::: DATA LINES
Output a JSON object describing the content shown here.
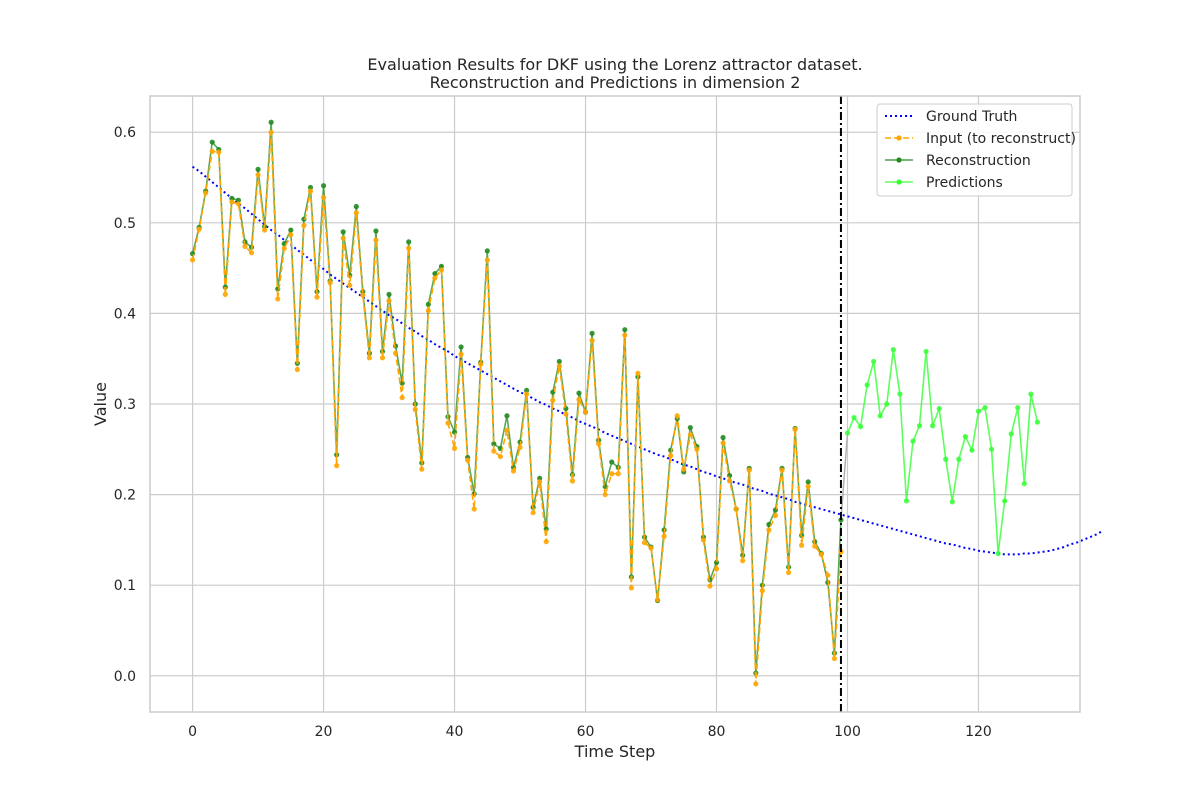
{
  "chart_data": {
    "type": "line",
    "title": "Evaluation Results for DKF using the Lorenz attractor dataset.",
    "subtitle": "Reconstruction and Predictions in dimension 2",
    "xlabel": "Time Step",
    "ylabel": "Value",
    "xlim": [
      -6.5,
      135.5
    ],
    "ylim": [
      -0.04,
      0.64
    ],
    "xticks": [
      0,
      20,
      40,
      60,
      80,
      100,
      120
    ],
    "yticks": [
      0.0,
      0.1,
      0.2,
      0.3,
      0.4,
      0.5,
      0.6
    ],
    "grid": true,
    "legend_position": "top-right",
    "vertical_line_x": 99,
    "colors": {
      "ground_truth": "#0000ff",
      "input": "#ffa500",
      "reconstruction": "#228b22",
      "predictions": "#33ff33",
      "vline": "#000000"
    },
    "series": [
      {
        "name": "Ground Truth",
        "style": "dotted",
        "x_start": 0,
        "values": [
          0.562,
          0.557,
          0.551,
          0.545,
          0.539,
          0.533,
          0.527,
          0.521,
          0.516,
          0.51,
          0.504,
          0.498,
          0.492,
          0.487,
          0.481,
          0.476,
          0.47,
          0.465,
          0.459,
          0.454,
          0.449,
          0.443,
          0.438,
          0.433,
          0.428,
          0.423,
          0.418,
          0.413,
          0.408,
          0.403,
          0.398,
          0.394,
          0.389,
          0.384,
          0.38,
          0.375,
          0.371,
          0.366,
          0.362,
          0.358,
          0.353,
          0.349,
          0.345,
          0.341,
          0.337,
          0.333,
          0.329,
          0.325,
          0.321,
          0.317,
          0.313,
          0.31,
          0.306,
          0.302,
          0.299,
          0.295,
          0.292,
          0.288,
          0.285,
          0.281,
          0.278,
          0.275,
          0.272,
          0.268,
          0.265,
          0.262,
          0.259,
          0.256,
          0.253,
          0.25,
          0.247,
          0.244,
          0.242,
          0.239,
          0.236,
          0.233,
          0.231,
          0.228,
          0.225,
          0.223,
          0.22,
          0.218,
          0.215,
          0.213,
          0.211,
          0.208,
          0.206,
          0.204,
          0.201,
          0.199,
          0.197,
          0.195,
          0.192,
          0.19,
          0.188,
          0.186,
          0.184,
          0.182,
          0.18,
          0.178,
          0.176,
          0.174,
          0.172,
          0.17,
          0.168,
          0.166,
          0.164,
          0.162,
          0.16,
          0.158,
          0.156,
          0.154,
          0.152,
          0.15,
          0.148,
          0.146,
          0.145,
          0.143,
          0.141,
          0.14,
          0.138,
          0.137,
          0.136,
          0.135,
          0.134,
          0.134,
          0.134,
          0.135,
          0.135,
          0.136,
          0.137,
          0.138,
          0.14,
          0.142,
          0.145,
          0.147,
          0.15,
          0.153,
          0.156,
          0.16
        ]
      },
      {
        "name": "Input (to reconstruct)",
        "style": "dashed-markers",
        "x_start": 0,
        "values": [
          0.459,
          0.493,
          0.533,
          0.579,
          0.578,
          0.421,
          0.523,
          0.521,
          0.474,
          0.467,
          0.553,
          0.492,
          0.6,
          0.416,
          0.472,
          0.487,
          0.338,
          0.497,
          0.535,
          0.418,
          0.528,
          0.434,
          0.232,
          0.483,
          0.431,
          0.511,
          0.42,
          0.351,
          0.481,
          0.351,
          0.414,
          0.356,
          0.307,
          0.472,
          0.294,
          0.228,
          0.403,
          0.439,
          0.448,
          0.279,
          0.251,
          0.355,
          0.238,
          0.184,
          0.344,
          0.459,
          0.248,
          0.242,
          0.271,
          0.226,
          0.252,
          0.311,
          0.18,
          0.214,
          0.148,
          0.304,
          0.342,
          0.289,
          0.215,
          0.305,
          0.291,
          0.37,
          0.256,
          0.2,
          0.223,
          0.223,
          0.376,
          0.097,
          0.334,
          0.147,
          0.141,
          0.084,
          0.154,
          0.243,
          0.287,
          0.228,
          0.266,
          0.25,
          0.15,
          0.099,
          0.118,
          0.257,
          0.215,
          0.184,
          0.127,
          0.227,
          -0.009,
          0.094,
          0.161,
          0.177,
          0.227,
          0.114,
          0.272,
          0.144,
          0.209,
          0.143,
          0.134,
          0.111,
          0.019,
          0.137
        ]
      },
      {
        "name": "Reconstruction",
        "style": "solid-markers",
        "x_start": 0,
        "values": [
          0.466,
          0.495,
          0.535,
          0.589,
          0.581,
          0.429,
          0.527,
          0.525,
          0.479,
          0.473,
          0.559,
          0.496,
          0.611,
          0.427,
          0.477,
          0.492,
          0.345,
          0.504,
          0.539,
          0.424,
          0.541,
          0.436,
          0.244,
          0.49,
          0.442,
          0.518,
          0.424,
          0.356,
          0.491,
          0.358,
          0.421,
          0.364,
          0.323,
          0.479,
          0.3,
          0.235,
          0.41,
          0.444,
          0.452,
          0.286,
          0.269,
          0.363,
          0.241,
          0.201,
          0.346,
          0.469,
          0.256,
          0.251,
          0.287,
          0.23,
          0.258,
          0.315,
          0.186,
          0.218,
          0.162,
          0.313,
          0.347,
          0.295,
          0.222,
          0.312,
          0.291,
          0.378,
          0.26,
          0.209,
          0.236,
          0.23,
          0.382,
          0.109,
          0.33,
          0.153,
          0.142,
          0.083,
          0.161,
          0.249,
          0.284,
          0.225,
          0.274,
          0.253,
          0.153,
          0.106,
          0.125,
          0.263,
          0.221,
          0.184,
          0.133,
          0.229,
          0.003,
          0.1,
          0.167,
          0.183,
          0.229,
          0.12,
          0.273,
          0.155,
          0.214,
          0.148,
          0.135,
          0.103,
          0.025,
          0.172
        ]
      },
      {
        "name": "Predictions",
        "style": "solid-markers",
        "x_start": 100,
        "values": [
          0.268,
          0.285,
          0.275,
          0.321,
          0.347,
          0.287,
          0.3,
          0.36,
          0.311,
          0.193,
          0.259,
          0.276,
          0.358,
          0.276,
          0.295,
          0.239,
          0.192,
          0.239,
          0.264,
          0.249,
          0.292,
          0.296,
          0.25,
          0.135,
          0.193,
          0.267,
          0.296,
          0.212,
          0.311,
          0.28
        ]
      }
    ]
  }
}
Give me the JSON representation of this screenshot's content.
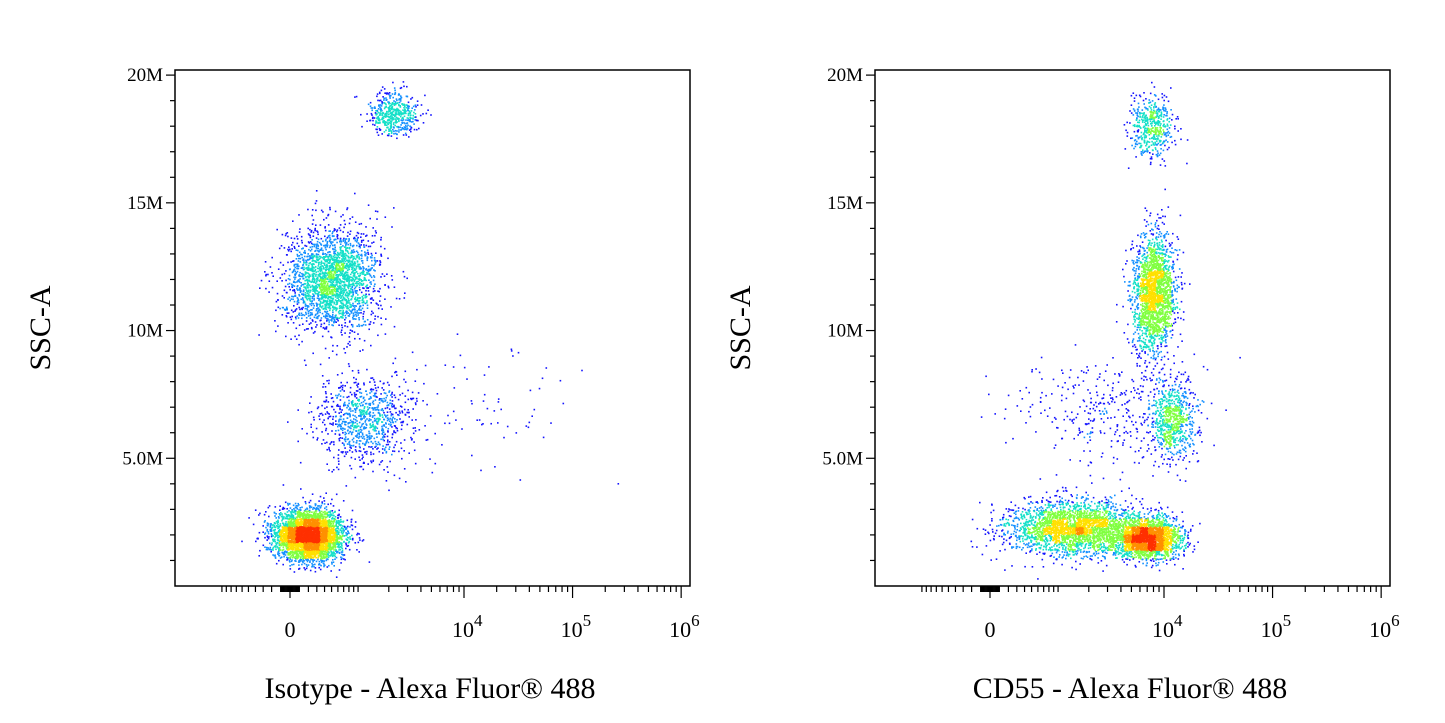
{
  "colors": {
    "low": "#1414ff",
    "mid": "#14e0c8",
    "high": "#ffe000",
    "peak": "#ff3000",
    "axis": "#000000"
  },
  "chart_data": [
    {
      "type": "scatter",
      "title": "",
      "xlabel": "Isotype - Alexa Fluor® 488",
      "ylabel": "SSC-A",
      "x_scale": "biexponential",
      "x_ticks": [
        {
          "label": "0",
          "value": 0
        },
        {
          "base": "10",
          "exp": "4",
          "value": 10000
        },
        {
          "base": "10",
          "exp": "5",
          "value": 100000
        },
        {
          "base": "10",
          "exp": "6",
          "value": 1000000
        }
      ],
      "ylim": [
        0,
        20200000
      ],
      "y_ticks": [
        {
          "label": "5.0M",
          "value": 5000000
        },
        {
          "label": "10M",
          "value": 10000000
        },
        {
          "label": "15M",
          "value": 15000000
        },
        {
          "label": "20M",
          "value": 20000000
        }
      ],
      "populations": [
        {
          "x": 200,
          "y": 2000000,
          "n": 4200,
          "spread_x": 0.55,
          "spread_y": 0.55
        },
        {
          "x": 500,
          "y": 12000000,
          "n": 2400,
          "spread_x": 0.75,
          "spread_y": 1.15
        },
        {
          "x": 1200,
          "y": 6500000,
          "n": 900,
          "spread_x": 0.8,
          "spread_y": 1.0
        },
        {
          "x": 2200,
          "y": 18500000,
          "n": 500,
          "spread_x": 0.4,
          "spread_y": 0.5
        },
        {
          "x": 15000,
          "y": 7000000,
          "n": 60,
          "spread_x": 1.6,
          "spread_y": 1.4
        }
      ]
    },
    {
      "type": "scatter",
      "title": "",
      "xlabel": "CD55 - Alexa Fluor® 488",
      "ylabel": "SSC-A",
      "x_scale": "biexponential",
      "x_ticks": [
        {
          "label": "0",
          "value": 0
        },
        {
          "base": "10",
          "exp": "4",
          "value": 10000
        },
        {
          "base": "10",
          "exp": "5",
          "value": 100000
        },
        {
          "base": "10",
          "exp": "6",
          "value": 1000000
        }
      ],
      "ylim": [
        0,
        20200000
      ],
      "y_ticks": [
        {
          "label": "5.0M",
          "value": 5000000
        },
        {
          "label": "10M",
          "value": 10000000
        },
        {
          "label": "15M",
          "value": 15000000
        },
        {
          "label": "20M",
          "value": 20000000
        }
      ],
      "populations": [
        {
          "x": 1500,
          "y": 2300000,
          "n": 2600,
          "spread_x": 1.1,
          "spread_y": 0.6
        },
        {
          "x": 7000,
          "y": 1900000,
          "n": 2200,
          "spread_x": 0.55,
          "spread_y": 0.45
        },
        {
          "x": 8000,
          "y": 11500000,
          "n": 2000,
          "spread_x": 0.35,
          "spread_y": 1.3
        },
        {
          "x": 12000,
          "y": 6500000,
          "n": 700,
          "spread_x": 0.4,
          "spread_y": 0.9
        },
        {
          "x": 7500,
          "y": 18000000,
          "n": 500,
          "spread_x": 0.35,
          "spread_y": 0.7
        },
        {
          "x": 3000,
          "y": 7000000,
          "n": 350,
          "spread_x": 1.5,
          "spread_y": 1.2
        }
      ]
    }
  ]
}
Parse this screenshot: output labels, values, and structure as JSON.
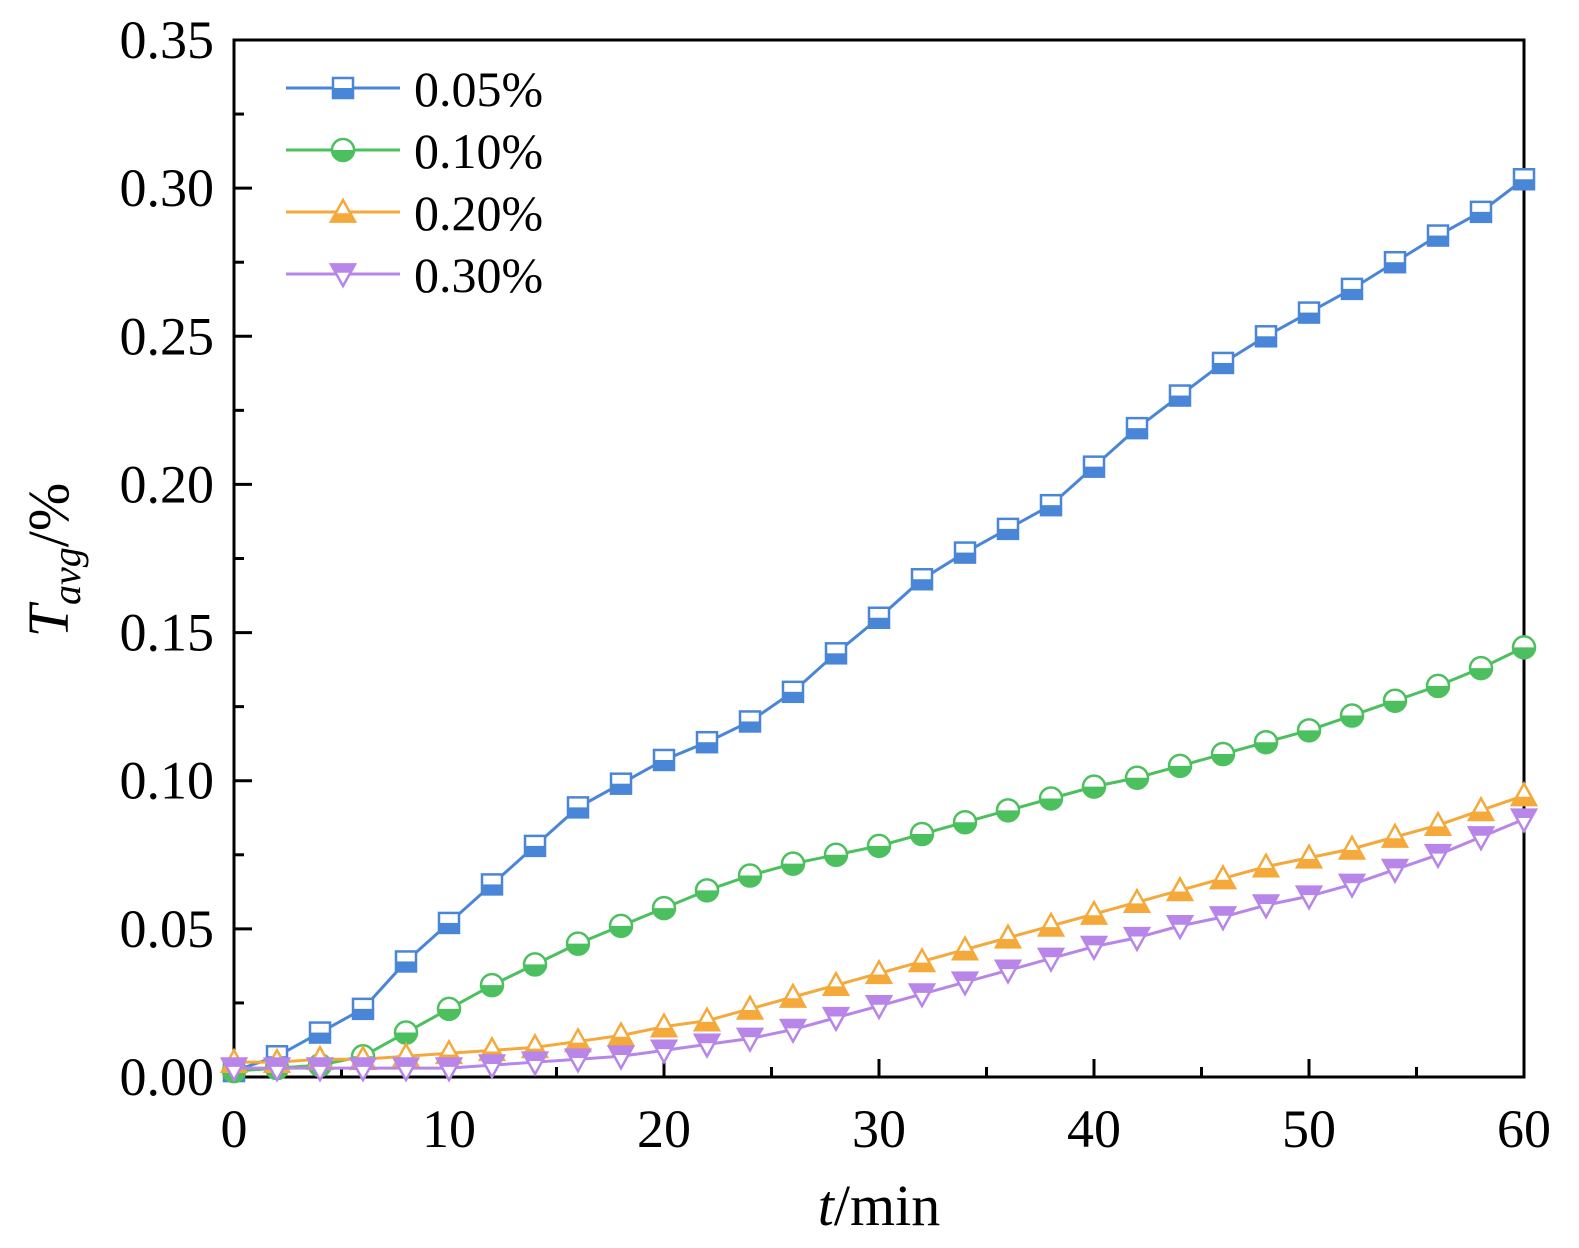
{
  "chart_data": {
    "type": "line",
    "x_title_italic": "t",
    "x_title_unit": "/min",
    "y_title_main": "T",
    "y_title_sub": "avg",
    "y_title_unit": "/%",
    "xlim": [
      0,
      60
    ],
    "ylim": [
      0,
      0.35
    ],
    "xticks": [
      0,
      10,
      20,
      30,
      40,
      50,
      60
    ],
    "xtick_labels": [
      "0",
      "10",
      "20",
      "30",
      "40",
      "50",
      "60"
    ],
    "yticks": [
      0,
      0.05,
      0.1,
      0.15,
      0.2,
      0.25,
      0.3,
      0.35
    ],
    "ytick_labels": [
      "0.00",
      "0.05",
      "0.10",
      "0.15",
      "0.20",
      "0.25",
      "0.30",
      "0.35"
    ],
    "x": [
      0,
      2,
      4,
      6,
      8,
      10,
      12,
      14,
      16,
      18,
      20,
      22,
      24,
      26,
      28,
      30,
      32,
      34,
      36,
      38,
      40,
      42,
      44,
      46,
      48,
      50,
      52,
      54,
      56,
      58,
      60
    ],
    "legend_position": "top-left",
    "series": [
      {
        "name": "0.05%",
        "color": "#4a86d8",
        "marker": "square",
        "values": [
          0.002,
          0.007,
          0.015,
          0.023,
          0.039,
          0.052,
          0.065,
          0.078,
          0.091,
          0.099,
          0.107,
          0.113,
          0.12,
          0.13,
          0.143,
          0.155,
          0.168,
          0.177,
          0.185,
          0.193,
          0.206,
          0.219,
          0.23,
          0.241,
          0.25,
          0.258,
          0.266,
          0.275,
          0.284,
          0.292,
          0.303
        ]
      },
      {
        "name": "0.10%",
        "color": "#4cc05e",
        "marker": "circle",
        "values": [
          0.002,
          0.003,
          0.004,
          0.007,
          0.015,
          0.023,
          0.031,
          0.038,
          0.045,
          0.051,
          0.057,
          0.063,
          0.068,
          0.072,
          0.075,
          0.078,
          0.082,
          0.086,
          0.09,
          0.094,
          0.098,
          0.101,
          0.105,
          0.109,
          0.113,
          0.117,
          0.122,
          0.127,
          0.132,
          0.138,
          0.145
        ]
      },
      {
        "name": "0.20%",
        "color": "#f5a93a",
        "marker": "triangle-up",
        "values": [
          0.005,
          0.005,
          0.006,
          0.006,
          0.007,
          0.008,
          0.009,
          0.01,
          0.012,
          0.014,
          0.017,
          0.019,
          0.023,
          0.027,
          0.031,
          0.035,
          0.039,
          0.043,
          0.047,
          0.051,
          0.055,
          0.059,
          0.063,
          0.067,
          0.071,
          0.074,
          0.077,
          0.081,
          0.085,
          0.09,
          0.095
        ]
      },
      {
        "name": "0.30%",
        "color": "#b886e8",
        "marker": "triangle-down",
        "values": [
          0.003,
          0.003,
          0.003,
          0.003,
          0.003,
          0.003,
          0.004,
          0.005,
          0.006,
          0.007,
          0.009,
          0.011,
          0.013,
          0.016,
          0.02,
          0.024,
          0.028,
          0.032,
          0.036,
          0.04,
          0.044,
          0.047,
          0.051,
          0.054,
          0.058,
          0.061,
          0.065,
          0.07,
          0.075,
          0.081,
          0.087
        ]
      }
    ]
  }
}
::::::
_INSTRUCTIONS TO FOLLOW:_
Report the number of lines above containing the word "JSON", with no other text.

_TASK ANSWER:_
3